>>>>>

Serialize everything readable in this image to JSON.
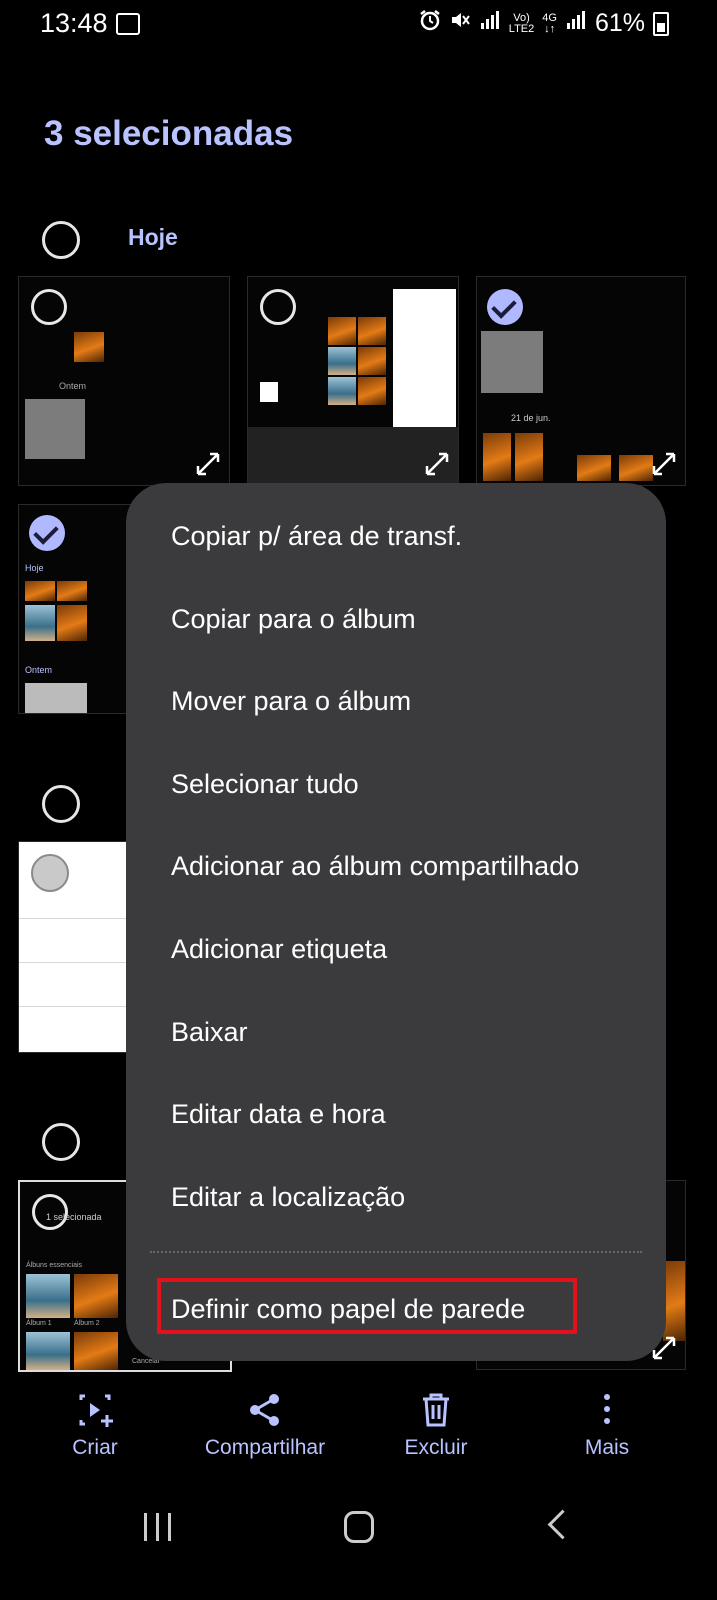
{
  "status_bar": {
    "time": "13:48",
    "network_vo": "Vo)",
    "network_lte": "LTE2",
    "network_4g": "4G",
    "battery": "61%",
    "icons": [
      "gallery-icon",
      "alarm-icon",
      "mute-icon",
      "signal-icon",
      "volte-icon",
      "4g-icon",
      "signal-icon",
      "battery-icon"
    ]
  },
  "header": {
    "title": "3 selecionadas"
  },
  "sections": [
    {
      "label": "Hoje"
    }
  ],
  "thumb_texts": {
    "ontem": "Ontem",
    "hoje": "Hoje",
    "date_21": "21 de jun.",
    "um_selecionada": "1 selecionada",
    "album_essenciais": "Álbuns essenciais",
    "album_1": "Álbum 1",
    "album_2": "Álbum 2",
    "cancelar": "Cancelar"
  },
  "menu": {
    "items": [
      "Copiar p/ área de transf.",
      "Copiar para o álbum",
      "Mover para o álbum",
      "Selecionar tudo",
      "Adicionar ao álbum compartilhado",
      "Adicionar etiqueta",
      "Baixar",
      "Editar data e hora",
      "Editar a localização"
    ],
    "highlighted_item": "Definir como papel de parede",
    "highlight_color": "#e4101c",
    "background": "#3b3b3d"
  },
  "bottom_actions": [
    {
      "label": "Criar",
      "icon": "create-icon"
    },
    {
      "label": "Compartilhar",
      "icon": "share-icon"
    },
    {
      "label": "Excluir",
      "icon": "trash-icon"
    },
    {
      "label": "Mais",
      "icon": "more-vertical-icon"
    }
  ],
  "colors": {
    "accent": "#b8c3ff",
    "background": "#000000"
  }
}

<<<<<
>>>>>

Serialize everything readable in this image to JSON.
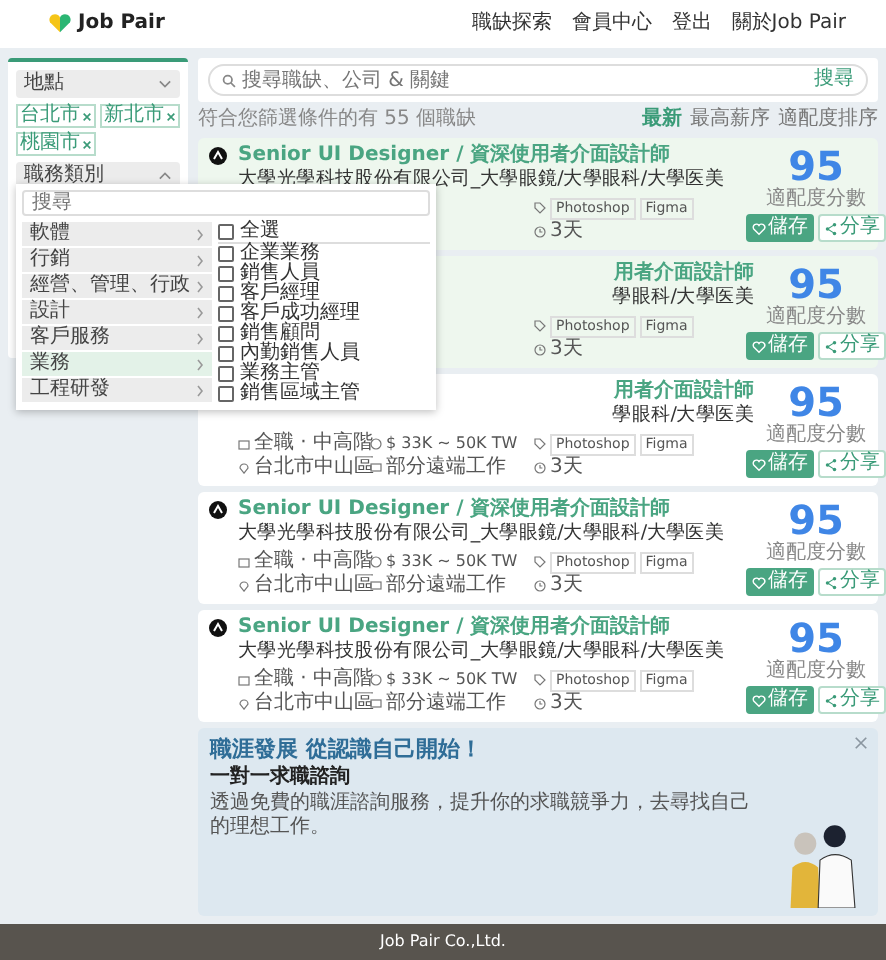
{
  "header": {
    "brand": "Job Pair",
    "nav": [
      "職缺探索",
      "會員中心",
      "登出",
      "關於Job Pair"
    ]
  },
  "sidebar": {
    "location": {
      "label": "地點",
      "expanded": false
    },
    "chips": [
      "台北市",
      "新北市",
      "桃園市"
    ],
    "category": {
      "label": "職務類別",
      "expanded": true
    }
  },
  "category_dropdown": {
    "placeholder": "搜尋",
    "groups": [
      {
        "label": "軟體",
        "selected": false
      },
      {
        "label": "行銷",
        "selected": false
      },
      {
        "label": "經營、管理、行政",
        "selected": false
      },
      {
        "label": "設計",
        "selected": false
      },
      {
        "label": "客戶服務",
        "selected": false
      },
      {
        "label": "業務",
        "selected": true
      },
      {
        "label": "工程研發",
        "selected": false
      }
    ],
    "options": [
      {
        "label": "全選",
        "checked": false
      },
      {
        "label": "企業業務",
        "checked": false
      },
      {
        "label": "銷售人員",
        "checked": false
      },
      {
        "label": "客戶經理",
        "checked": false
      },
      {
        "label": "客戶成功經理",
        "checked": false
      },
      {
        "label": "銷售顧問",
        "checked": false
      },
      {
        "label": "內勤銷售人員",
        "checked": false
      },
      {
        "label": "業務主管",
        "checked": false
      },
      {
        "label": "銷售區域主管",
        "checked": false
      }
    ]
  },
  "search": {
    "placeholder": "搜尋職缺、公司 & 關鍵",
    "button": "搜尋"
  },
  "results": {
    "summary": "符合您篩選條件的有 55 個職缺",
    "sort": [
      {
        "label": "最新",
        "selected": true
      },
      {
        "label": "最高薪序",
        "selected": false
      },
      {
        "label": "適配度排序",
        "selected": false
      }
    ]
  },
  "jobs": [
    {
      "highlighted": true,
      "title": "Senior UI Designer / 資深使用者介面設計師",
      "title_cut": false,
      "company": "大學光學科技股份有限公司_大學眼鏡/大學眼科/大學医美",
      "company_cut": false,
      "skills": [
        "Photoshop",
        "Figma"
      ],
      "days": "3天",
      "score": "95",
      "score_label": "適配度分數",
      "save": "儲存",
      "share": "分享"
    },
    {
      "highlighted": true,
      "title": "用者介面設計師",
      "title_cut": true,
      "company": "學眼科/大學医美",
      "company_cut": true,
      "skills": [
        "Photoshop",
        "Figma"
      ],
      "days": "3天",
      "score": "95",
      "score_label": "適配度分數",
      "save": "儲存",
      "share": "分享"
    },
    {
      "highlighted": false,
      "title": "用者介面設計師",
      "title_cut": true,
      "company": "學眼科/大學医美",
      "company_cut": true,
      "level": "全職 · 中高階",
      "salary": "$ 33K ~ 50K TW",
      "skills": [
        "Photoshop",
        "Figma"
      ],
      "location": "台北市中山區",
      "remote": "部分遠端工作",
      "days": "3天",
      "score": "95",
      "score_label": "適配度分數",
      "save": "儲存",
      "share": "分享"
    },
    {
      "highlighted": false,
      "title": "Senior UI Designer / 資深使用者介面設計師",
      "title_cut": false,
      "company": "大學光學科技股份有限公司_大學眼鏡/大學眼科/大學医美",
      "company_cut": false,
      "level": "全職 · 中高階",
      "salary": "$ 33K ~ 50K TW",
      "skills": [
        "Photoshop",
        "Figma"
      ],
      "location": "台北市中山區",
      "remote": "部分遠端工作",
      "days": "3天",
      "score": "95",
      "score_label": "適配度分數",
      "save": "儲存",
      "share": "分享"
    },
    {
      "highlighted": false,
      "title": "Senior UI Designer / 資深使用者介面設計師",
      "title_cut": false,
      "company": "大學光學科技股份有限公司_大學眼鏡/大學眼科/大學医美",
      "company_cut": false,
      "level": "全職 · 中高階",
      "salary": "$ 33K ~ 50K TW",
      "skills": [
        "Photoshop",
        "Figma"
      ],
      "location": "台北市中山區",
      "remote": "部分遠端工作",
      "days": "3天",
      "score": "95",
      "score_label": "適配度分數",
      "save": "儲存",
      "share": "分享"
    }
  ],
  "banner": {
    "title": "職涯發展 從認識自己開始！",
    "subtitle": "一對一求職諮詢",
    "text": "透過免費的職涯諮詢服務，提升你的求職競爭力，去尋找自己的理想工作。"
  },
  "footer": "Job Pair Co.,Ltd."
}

<<<<<

» WHAT YOU ARE ASKED TO DO: Gather each line holding the string "para".

» REPLY TO THE TASK:
      "Copiar para o álbum",
      "Mover para o álbum",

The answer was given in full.